TEXT EXCERPT:
But, in consequence of his having taken the unpopular side, exaggerations of his character linger as truth in the minds of the people; and a fabulous story is told of his forbidding any one to give water to the wounded Luddites, left in the mill-yard, when he rode in the next morning to congratulate his friend Cartwright on his successful defence. Moreover, this stern, fearless clergyman had the soldiers that were sent to defend the neighbourhood billeted at his house; and this deeply displeased the workpeople, who were to be intimidated by the red-coats. Although not a magistrate, he spared no pains to track out the Luddites concerned in the assassination I have mentioned; and was so successful in his acute unflinching energy, that it was believed he had been supernaturally aided; and the country people, stealing into the fields surrounding Heald’s Hall on dusky winter evenings, years after this time, declared that through the windows they saw Parson Roberson dancing, in a strange red light, with black demons all whirling and eddying round him. He kept a large boys’ school; and made himself both respected and dreaded by his pupils. He added a grim kind of humour to his strength of will; and the former quality suggested to his fancy strange out-of-the-way kinds of punishment for any refractory pupils: for instance, he made them stand on one leg in a corner of the schoolroom, holding a heavy book in each hand; and once, when a boy had run away home, he followed him on horseback, reclaimed him from his parents, and, tying him by a rope to the stirrup of his saddle, made him run alongside of his horse for the many miles they had to traverse before reaching Heald’s Hall.
One other illustration of his character may be given. He discovered that his servant Betty had “a follower;” and, watching his time till Richard was found in the kitchen, he ordered him into the dining-room, where the pupils were all assembled. He then questioned Richard whether he had come after Betty; and on his confessing the truth, Mr. Roberson gave the word, “Off with him, lads, to the pump!” The poor lover was dragged to the court-yard, and the pump set to play upon him; and, between every drenching, the question was put to him, “Will you promise not to come after Betty again?” For a long time Richard bravely refused to give in; when “Pump again, lads!” was the order. But, at last, the poor soaked “follower” was forced to yield, and renounce his Betty.
The Yorkshire character of Mr. Roberson would be incomplete if I did not mention his fondness for horses. He lived to be a very old man, dying some time nearer to 1840 than 1830; and even after he was eighty years of age, he took great delight in breaking refractory steeds; if necessary, he would sit motionless on their backs for half-an-hour or more to bring them to. There is a story current that once, in a passion, he shot his wife’s favourite horse, and buried it near a quarry, where the ground, some years after, miraculously opened and displayed the skeleton; but the real fact is, that it was an act of humanity to put a poor old horse out of misery; and that, to spare it pain, he shot it with his own hands, and buried it where, the ground sinking afterwards by the working of a coal-pit, the bones came to light. The traditional colouring shows the animus with which his memory is regarded by one set of people. By another, the neighbouring clergy, who remember him riding, in his old age, down the hill on which his house stood, upon his strong white horse—his bearing proud and dignified, his shovel hat bent over and shadowing his keen eagle eyes—going to his Sunday duty like a faithful soldier that dies in harness—who can appreciate his loyalty to conscience, his sacrifices to duty, and his stand by his religion—his memory is venerated. In his extreme old age, a rubric meeting was held, at which his clerical brethren gladly subscribed to present him with a testimonial of their deep respect and regard.

COLLECTED MATERIAL:
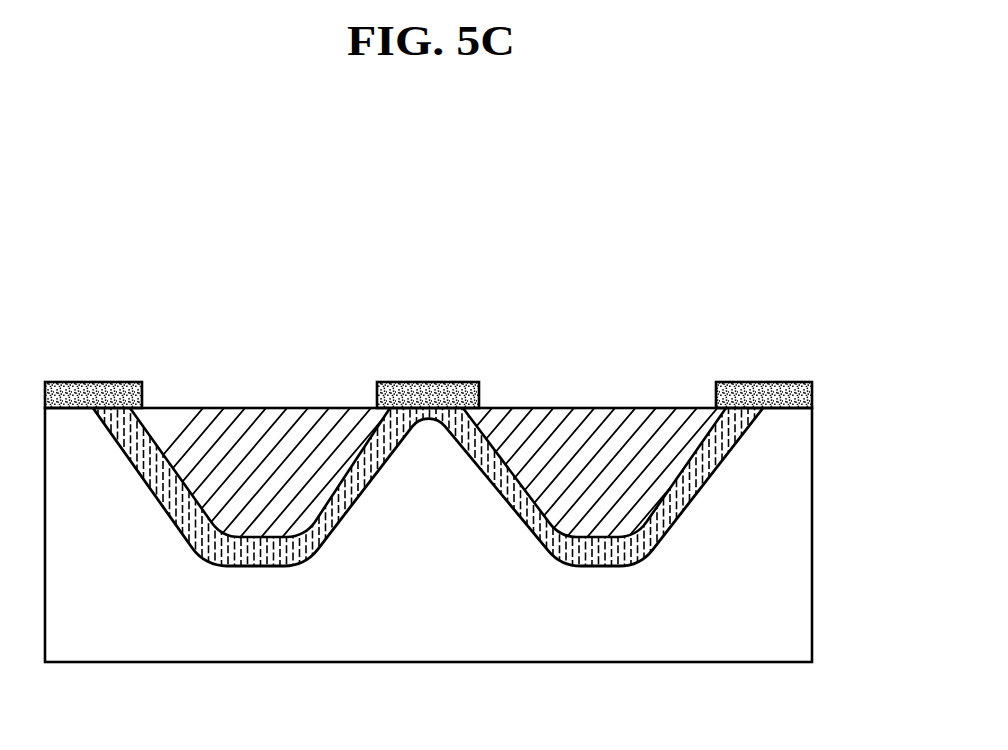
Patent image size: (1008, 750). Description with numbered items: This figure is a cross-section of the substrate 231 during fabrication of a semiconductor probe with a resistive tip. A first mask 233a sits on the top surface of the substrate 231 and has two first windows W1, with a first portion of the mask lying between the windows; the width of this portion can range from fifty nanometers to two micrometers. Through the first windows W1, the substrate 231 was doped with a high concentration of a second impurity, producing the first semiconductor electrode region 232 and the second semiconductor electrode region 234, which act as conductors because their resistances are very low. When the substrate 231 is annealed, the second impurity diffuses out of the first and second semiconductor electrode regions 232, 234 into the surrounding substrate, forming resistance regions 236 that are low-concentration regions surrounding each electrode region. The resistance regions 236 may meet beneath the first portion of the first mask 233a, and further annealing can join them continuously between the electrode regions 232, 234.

TASK PROMPT:
Using the passage about Mr. Roberson, answer each question briefly.
(a) Where were the soldiers sent to defend the neighbourhood billeted?
(b) What was the name of the servant whose follower was drenched at the pump?
(c) According to the real fact, why did the bones of the shot horse come to light?

OUTPUT:
(a) At Mr. Roberson's house.
(b) Betty.
(c) The ground sank afterwards because of the working of a coal-pit.